## The exercise
Show all lines from the data that include the word "package".

□ □ □ □

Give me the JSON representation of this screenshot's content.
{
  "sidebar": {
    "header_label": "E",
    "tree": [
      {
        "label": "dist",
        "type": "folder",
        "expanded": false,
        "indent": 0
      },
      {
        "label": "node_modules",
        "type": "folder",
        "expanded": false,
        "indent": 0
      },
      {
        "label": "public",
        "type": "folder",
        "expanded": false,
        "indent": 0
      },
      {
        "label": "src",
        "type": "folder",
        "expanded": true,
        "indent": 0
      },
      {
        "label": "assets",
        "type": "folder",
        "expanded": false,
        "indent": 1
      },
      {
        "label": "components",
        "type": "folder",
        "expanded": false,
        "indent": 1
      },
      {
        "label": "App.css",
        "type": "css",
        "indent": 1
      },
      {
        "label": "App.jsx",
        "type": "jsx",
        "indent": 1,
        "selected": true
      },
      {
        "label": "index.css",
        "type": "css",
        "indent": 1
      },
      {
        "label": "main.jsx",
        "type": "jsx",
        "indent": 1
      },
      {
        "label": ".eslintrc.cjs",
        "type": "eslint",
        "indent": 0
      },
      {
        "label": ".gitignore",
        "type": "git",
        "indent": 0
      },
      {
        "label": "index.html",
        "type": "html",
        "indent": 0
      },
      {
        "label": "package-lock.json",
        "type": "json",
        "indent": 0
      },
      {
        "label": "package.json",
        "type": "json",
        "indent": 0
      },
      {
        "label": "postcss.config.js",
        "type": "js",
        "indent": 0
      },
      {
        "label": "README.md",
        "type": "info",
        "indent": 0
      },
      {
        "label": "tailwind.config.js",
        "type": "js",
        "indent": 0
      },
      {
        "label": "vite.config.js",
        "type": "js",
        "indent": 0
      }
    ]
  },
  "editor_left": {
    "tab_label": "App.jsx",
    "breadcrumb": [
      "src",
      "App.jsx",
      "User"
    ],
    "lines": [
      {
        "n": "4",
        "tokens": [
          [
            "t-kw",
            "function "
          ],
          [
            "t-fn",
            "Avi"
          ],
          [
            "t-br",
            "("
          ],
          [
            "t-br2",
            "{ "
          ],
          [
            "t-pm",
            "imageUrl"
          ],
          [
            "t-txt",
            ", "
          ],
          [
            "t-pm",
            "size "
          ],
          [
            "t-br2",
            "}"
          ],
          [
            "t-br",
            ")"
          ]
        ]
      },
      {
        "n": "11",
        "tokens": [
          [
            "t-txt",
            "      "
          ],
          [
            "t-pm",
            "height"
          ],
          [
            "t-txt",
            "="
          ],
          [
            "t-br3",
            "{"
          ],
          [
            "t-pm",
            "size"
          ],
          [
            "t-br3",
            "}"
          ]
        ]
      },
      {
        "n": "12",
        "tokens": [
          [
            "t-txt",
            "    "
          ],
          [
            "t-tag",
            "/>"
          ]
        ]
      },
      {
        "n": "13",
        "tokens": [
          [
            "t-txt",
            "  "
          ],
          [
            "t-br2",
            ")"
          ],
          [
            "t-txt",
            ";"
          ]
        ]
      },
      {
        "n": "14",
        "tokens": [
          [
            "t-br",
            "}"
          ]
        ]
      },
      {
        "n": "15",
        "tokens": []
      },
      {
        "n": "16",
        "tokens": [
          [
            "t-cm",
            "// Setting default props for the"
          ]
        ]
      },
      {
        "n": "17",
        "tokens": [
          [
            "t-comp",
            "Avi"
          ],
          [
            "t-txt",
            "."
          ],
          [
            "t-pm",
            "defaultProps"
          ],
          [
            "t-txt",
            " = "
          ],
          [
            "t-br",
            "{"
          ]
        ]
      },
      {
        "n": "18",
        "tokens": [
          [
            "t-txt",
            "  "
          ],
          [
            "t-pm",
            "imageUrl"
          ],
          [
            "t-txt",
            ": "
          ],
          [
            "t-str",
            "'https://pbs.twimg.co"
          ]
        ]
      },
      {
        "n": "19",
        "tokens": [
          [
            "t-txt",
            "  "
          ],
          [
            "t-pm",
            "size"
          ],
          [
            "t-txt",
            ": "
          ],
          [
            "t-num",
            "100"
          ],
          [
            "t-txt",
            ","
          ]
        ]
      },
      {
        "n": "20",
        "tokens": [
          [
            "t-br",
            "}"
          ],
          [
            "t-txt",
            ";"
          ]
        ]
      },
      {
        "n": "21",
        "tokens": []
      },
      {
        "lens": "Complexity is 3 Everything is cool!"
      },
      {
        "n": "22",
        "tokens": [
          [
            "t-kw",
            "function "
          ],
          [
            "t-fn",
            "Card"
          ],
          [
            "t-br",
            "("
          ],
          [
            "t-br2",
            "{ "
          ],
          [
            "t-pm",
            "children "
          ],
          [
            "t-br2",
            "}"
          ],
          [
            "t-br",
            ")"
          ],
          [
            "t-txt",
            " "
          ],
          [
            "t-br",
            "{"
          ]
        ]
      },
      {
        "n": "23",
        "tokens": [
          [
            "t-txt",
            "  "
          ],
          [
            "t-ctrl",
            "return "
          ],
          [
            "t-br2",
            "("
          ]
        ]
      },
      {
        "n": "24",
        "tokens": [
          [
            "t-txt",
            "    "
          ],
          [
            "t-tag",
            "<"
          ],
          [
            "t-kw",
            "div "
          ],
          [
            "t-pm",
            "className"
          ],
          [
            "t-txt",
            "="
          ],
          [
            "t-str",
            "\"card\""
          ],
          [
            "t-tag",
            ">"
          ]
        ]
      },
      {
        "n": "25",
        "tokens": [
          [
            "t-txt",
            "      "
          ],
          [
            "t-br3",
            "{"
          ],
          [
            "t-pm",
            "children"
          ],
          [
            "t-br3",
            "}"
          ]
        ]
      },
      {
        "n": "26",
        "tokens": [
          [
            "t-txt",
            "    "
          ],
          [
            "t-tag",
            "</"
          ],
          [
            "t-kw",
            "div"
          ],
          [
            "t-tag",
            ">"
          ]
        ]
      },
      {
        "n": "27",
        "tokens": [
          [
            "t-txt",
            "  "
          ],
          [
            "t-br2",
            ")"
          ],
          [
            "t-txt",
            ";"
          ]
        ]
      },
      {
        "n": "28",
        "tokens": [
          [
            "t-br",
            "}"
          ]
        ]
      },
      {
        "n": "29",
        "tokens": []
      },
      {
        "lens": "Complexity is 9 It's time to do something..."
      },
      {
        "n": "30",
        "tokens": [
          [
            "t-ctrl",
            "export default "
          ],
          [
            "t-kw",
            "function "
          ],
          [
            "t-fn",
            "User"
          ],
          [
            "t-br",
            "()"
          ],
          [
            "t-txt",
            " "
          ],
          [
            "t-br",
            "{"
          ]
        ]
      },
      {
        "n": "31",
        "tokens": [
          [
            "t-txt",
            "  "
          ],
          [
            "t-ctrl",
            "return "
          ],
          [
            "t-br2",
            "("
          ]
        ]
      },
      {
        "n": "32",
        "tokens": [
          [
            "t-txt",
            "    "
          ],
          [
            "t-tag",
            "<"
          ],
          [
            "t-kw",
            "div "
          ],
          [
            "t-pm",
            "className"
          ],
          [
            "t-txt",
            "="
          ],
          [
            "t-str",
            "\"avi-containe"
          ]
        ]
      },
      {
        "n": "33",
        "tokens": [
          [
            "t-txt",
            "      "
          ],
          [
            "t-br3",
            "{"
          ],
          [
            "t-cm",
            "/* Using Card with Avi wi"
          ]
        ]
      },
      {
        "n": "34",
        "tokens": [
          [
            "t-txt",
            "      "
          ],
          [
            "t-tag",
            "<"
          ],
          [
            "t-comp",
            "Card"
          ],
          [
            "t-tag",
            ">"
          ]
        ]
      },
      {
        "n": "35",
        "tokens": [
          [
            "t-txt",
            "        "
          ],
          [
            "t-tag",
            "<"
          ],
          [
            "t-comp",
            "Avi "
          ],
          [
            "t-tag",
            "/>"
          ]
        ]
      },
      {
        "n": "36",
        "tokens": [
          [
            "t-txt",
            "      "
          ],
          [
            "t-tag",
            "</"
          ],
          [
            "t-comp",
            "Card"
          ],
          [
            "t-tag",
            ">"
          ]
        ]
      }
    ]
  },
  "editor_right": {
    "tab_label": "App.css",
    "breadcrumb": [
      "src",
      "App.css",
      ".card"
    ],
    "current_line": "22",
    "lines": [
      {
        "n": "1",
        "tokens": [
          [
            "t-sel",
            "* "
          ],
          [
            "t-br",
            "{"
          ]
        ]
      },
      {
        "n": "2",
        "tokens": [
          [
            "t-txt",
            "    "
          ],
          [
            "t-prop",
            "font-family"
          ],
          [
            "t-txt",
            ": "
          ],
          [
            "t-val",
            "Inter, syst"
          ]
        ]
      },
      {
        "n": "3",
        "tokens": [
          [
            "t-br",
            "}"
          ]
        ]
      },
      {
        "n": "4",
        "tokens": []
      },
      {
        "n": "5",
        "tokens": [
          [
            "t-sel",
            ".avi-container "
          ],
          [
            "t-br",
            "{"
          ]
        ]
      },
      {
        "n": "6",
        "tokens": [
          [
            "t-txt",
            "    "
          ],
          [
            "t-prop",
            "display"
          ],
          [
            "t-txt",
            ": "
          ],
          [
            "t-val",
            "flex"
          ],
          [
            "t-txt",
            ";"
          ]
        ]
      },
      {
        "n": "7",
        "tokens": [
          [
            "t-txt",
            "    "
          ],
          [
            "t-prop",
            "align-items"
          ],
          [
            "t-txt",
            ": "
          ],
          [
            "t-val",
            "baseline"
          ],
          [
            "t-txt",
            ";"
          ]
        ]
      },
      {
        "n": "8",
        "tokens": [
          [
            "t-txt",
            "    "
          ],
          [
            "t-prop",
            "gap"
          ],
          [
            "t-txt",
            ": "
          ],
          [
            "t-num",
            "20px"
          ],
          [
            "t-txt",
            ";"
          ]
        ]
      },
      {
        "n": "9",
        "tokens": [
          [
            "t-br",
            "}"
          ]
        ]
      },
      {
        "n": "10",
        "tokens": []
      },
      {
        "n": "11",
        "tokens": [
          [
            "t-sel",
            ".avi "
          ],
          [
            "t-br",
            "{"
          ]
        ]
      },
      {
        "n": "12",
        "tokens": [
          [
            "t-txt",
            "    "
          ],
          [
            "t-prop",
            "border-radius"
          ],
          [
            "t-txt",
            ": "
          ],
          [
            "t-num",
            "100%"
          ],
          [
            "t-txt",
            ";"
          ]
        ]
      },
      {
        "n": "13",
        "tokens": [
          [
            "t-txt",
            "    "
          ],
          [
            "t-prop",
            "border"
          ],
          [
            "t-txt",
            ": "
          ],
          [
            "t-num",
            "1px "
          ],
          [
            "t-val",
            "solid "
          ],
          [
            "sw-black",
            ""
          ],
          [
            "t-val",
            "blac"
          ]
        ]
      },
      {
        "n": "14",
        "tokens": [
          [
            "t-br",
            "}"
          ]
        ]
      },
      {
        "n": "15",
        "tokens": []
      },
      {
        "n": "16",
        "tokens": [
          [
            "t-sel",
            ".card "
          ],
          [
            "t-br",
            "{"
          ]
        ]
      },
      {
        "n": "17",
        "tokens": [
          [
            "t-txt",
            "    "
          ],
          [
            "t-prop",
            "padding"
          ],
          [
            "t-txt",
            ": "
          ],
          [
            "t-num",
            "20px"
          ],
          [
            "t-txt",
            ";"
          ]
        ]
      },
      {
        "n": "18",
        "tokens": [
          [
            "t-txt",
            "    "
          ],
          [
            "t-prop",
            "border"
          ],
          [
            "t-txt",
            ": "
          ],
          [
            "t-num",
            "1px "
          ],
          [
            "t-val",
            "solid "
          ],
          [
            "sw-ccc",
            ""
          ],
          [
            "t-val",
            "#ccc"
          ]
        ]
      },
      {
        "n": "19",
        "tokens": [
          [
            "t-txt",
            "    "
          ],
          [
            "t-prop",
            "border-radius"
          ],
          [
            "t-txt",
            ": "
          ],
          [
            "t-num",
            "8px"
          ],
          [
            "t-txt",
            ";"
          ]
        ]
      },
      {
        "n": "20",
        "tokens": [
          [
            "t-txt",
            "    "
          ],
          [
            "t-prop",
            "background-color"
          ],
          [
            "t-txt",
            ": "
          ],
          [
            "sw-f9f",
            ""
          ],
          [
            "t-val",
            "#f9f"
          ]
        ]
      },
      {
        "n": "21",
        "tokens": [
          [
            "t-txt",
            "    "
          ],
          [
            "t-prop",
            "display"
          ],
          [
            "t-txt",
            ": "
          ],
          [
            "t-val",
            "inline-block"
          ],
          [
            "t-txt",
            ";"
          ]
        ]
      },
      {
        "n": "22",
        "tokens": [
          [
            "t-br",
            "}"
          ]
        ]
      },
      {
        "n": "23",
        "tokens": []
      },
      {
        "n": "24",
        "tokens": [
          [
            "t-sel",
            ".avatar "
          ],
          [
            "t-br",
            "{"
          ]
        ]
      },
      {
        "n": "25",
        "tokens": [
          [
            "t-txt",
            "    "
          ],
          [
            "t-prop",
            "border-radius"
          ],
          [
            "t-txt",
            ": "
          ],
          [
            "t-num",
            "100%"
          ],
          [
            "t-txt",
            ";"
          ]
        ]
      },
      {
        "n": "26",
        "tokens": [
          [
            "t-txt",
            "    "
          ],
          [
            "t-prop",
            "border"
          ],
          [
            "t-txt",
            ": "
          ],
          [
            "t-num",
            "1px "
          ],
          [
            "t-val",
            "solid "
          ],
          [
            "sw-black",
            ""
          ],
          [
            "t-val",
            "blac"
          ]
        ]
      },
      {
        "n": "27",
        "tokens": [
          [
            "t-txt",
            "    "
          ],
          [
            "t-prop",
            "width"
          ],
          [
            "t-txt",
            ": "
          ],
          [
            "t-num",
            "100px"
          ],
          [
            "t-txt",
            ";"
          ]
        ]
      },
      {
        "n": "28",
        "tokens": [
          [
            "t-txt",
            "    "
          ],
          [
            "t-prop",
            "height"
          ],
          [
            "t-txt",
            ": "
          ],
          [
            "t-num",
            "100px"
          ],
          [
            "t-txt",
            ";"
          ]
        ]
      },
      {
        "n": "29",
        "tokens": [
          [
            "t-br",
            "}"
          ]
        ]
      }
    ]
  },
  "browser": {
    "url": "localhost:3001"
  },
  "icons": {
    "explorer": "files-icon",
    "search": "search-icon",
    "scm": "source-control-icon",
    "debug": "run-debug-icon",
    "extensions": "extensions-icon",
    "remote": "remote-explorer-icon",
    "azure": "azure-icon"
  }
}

□ □ □ □

## Full solution
        "label": "package-lock.json",
        "label": "package.json",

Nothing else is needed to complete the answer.